◆ Given request
Scan the material for the word "xlabel", and copy each line where it shows up.

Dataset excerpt
=-=-=

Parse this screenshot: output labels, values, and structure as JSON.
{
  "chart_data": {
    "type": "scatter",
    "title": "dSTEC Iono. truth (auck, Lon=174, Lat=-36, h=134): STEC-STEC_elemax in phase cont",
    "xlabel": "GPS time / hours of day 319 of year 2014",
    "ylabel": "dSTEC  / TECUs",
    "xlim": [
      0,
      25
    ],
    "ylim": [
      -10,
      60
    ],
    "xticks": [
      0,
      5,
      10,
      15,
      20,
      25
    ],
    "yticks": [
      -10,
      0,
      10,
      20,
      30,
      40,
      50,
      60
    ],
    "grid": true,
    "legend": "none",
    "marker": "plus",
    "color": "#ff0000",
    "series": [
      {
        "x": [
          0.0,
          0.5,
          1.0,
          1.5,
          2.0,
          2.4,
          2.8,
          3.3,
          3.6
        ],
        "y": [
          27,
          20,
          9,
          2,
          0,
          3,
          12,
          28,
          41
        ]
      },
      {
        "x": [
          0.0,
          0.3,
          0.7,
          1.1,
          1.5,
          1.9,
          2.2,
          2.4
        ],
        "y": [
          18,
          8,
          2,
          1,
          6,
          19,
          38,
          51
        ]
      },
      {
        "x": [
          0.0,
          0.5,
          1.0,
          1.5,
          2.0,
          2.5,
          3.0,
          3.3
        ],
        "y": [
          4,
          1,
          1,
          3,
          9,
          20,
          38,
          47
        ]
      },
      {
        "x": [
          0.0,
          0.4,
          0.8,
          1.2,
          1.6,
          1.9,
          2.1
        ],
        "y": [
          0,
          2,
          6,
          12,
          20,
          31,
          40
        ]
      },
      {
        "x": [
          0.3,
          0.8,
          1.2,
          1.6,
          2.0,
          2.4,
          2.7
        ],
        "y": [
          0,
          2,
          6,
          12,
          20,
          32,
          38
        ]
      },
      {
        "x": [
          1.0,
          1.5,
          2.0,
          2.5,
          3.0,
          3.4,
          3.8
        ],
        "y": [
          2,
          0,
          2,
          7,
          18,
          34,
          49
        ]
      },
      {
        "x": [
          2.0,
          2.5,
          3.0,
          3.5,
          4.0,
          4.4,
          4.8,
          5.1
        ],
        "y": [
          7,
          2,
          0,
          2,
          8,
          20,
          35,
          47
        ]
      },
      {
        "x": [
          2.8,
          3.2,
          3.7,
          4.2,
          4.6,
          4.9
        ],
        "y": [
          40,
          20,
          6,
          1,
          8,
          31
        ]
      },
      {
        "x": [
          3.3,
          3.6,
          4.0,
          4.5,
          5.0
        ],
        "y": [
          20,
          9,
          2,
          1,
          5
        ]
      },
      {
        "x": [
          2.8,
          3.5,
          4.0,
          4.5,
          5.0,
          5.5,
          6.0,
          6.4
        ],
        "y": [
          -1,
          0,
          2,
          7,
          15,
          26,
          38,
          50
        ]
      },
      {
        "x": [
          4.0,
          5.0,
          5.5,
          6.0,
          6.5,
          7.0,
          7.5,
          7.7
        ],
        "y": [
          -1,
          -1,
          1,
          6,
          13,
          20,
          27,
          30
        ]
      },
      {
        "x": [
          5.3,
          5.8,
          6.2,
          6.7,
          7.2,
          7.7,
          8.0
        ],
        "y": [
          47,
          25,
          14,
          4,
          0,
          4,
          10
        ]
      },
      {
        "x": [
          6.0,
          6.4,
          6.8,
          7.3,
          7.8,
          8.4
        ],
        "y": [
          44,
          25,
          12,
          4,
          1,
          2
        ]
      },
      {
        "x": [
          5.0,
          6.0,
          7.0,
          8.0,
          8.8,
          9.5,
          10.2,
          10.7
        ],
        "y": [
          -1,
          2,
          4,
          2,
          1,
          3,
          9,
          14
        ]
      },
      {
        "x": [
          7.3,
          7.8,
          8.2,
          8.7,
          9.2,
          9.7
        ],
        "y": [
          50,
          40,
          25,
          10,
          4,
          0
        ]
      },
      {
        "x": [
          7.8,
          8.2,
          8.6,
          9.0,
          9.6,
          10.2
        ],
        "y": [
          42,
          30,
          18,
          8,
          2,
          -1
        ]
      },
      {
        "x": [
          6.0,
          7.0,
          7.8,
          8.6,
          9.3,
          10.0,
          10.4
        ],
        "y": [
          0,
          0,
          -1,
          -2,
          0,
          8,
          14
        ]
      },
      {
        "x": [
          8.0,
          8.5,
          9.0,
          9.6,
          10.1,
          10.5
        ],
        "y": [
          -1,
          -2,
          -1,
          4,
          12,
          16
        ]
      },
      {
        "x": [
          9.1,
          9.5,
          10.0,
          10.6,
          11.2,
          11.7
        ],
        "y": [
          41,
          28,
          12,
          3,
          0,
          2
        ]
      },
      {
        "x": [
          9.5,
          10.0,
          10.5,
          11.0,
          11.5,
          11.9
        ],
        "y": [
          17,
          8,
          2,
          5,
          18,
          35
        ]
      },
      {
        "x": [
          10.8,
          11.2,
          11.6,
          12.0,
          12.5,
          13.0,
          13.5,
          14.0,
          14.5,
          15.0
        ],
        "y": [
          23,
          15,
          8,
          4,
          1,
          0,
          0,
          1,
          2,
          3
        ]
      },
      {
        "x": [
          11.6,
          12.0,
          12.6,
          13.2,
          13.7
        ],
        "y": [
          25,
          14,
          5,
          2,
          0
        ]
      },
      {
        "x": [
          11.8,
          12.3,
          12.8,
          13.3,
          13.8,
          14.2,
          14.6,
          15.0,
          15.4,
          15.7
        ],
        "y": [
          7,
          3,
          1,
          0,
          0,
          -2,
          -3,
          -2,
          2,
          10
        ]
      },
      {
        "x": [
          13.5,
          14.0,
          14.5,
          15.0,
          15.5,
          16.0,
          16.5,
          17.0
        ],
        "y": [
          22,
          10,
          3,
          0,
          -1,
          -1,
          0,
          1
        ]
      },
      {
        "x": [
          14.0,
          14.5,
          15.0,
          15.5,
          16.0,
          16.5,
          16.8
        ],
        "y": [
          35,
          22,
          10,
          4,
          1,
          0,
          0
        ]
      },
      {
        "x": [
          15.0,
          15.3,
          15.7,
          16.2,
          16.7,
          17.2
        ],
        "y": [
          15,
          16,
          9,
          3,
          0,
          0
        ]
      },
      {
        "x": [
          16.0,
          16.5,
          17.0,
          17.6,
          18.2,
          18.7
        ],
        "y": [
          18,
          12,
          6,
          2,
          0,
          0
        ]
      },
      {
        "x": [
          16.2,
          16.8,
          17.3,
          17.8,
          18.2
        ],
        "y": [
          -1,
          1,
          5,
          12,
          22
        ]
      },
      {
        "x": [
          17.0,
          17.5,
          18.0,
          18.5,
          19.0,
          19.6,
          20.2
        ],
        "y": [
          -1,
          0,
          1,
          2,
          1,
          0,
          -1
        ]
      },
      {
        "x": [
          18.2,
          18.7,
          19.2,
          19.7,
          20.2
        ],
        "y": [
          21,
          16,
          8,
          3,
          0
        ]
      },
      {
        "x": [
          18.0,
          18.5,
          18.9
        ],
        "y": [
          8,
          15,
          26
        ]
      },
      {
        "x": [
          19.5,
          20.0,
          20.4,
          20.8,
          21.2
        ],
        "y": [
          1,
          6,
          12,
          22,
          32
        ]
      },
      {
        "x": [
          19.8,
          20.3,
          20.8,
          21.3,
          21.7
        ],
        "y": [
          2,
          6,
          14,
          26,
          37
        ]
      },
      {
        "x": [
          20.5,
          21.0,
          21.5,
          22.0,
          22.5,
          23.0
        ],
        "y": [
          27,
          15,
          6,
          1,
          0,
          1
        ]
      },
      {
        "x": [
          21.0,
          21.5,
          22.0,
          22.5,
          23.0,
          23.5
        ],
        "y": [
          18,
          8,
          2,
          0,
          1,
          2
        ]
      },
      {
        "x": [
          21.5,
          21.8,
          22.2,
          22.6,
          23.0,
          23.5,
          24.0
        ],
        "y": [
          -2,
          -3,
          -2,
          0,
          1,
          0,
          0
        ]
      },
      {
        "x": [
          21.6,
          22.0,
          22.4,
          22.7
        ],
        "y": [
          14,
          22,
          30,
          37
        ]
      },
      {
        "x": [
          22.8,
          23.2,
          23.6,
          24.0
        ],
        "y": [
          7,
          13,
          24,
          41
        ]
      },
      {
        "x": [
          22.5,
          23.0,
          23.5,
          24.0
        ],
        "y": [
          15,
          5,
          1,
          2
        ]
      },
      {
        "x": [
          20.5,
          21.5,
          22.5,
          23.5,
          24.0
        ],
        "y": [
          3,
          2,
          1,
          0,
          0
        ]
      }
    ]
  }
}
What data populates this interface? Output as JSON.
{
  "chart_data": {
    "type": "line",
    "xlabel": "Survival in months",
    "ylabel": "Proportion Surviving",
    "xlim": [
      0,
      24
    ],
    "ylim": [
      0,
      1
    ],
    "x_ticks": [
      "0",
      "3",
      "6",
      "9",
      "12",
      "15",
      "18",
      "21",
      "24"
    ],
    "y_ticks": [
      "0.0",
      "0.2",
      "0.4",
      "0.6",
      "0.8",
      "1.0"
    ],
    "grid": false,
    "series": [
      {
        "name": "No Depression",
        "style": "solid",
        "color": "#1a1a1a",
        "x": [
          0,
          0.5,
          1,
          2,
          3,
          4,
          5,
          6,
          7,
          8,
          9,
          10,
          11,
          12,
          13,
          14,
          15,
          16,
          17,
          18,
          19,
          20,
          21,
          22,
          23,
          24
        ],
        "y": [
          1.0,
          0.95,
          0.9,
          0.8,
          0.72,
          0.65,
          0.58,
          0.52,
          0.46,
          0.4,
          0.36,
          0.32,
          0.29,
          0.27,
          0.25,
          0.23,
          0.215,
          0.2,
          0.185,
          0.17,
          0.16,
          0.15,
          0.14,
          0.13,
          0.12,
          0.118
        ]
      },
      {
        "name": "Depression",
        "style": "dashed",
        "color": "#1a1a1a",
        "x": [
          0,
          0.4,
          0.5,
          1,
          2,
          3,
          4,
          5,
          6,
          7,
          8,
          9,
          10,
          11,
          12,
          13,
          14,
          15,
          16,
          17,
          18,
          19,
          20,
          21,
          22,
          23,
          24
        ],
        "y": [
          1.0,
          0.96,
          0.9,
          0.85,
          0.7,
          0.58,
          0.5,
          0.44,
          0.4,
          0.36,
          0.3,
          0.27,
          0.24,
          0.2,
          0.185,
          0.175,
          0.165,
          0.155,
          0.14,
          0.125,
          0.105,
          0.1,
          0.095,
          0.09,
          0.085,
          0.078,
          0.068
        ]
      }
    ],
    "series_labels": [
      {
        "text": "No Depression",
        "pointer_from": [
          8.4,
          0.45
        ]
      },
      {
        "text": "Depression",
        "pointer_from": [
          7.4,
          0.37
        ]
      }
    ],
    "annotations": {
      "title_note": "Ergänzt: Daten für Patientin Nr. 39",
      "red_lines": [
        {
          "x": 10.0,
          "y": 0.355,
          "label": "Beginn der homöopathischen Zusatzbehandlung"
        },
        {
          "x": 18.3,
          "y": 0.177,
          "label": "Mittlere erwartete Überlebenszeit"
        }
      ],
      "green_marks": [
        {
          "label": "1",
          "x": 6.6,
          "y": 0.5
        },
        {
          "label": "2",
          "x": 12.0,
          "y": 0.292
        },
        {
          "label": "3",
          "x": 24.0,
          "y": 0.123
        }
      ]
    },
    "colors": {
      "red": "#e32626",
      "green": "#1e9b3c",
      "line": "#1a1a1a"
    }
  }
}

=-=-=

◆ The completed task
    "xlabel": "GPS time / hours of day 319 of year 2014",
    "xlabel": "Survival in months",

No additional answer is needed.